**Job**: Locate each line below that includes "this" and reproduce it.

(Dataset rows about figures)
>> start

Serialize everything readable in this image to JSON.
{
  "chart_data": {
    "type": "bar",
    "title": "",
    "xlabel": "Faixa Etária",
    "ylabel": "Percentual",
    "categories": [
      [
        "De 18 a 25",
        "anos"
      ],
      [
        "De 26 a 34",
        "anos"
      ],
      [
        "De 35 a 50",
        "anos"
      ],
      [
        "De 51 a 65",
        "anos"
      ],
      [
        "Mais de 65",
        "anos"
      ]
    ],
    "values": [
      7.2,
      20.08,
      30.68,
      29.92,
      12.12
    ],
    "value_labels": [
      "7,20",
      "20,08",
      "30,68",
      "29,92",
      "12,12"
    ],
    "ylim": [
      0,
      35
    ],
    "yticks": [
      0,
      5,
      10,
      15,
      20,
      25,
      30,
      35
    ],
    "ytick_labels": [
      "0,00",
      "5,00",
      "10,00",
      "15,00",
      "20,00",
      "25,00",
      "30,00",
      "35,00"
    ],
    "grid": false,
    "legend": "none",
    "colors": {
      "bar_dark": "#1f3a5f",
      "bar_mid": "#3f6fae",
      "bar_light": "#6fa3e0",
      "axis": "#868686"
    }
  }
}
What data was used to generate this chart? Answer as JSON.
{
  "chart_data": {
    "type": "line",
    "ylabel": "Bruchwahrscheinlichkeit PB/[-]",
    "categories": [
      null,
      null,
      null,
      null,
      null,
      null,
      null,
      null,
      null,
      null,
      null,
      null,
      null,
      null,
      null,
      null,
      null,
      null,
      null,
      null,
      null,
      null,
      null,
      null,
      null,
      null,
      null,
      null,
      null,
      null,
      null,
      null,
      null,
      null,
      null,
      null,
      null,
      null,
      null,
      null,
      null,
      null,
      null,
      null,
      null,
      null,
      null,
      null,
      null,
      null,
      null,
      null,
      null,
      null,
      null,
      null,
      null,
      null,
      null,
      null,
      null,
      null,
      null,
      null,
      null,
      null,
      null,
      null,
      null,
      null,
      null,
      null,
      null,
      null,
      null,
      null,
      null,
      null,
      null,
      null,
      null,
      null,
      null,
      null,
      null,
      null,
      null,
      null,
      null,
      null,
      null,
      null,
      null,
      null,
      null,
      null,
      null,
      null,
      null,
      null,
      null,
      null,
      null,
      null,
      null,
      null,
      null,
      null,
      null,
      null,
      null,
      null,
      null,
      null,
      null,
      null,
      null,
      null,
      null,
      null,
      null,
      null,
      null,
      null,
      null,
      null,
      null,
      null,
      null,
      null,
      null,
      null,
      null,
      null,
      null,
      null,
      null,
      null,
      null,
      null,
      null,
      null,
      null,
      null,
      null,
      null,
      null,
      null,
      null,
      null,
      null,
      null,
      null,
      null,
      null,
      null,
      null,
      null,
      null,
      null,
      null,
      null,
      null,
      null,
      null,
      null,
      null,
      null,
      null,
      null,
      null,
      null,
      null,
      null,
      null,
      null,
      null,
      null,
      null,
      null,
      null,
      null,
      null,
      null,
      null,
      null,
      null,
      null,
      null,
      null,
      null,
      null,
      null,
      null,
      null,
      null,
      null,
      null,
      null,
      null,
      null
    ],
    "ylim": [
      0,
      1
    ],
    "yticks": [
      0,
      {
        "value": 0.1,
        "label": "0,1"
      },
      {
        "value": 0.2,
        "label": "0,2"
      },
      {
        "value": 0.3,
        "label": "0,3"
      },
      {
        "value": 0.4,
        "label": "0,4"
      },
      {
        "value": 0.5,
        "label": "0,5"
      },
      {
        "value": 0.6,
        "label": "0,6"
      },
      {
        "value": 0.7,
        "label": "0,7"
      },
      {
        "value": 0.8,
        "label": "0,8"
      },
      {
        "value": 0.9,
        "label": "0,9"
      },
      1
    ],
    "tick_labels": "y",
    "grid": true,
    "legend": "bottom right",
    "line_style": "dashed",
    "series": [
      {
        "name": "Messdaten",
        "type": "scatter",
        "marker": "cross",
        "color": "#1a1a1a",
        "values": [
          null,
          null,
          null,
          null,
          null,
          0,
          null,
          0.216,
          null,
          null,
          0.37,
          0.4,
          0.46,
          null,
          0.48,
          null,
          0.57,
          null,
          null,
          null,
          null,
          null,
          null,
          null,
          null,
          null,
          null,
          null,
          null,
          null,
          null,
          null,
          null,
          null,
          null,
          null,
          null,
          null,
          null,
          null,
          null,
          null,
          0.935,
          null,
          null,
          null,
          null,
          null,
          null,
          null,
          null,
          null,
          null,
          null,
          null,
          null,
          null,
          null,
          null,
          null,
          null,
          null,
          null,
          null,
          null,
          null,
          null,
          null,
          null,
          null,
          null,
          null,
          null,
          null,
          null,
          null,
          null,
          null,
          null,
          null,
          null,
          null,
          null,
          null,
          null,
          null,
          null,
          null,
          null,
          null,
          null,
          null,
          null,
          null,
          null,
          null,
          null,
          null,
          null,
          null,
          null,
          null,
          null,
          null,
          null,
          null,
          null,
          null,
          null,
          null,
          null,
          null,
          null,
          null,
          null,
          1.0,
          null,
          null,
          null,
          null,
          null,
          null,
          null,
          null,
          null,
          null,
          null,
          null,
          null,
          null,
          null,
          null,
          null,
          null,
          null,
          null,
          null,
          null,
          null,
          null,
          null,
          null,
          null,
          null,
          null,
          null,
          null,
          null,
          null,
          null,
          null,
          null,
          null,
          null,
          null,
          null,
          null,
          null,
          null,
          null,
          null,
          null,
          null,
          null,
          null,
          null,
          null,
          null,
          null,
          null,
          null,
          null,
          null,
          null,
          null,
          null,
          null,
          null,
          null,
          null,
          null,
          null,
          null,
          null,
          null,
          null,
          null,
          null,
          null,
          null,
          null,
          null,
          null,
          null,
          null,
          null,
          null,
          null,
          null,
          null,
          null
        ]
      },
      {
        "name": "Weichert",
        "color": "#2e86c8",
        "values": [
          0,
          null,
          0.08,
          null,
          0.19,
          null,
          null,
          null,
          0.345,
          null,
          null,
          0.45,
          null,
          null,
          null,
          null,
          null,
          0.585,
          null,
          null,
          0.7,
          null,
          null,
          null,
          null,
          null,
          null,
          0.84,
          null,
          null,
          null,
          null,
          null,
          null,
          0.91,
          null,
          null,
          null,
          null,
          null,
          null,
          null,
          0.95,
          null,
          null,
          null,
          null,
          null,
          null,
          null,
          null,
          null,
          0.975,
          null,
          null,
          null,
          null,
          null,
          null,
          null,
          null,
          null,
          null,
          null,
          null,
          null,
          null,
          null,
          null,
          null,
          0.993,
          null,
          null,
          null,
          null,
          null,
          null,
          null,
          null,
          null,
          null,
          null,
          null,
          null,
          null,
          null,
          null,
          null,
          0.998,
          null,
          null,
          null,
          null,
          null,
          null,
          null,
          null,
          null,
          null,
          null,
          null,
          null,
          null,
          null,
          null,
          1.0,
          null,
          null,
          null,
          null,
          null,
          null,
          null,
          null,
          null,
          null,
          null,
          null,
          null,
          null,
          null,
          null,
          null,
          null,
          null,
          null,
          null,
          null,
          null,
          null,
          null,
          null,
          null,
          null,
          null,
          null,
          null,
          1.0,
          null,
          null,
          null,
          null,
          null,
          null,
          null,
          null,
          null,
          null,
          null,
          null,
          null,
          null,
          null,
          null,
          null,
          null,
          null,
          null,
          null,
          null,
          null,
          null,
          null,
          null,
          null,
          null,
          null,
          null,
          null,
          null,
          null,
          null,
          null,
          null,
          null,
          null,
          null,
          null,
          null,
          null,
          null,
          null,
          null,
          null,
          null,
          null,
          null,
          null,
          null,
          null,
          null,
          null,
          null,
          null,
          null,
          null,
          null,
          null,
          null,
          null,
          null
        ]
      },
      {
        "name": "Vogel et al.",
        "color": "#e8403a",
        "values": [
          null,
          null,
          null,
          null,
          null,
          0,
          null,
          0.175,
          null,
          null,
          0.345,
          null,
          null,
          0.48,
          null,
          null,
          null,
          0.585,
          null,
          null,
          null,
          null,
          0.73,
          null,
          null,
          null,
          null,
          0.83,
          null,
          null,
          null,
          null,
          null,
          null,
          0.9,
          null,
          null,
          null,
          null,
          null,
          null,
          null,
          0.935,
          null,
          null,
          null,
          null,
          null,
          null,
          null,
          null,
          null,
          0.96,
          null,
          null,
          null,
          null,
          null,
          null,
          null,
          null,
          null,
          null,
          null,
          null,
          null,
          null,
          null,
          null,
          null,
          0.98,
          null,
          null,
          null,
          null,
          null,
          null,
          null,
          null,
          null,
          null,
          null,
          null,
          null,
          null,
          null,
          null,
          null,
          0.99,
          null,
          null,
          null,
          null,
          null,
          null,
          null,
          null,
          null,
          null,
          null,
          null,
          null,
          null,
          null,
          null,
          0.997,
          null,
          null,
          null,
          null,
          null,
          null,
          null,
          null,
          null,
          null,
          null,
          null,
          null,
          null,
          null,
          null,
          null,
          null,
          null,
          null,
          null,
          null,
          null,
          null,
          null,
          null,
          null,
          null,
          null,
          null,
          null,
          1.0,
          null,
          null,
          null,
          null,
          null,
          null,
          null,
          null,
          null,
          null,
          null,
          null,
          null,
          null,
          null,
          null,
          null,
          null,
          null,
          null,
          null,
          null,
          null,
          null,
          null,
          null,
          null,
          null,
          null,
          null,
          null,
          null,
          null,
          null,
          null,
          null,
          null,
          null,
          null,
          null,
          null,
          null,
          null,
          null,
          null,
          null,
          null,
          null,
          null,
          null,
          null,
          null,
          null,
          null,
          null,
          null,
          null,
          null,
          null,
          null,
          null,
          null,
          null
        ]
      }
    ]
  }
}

>> end

**Full answer**:
Serialize everything readable in this image to JSON.
What data was used to generate this chart? Answer as JSON.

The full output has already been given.